[Stored entries]
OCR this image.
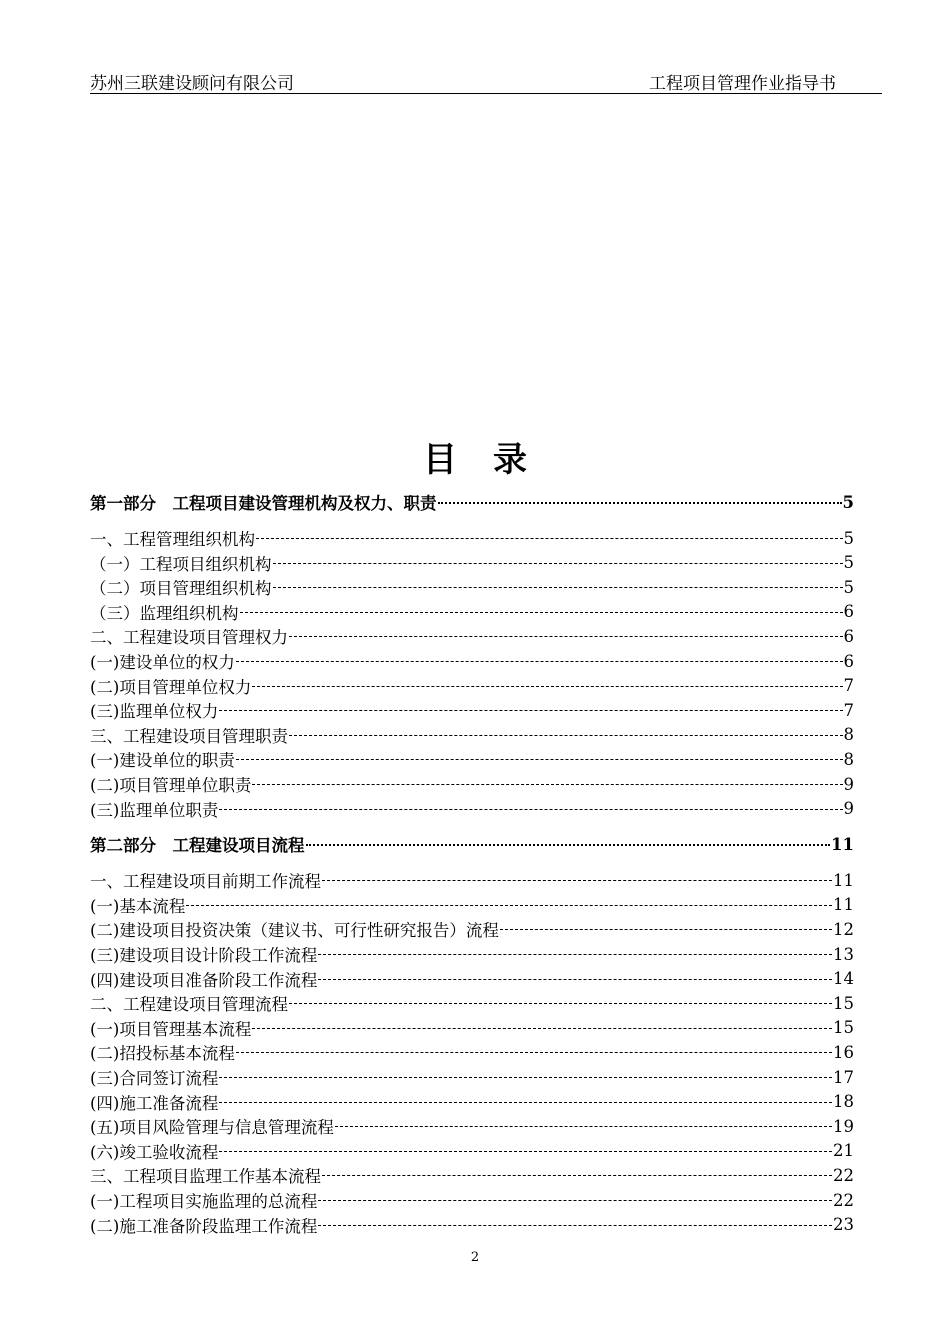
苏州三联建设顾问有限公司	工程项目管理作业指导书
目录
第一部分　工程项目建设管理机构及权力、职责	5
一、工程管理组织机构	5
（一）工程项目组织机构	5
（二）项目管理组织机构	5
（三）监理组织机构	6
二、工程建设项目管理权力	6
(一)建设单位的权力	6
(二)项目管理单位权力	7
(三)监理单位权力	7
三、工程建设项目管理职责	8
(一)建设单位的职责	8
(二)项目管理单位职责	9
(三)监理单位职责	9
第二部分　工程建设项目流程	11
一、工程建设项目前期工作流程	11
(一)基本流程	11
(二)建设项目投资决策（建议书、可行性研究报告）流程	12
(三)建设项目设计阶段工作流程	13
(四)建设项目准备阶段工作流程	14
二、工程建设项目管理流程	15
(一)项目管理基本流程	15
(二)招投标基本流程	16
(三)合同签订流程	17
(四)施工准备流程	18
(五)项目风险管理与信息管理流程	19
(六)竣工验收流程	21
三、工程项目监理工作基本流程	22
(一)工程项目实施监理的总流程	22
(二)施工准备阶段监理工作流程	23
2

What is required -
Copy out the data above exactly, except the pictures.

Exercise output -
OCR this image.
苏州三联建设顾问有限公司	工程项目管理作业指导书
目录
第一部分　工程项目建设管理机构及权力、职责	5
一、工程管理组织机构	5
（一）工程项目组织机构	5
（二）项目管理组织机构	5
（三）监理组织机构	6
二、工程建设项目管理权力	6
(一)建设单位的权力	6
(二)项目管理单位权力	7
(三)监理单位权力	7
三、工程建设项目管理职责	8
(一)建设单位的职责	8
(二)项目管理单位职责	9
(三)监理单位职责	9
第二部分　工程建设项目流程	11
一、工程建设项目前期工作流程	11
(一)基本流程	11
(二)建设项目投资决策（建议书、可行性研究报告）流程	12
(三)建设项目设计阶段工作流程	13
(四)建设项目准备阶段工作流程	14
二、工程建设项目管理流程	15
(一)项目管理基本流程	15
(二)招投标基本流程	16
(三)合同签订流程	17
(四)施工准备流程	18
(五)项目风险管理与信息管理流程	19
(六)竣工验收流程	21
三、工程项目监理工作基本流程	22
(一)工程项目实施监理的总流程	22
(二)施工准备阶段监理工作流程	23
2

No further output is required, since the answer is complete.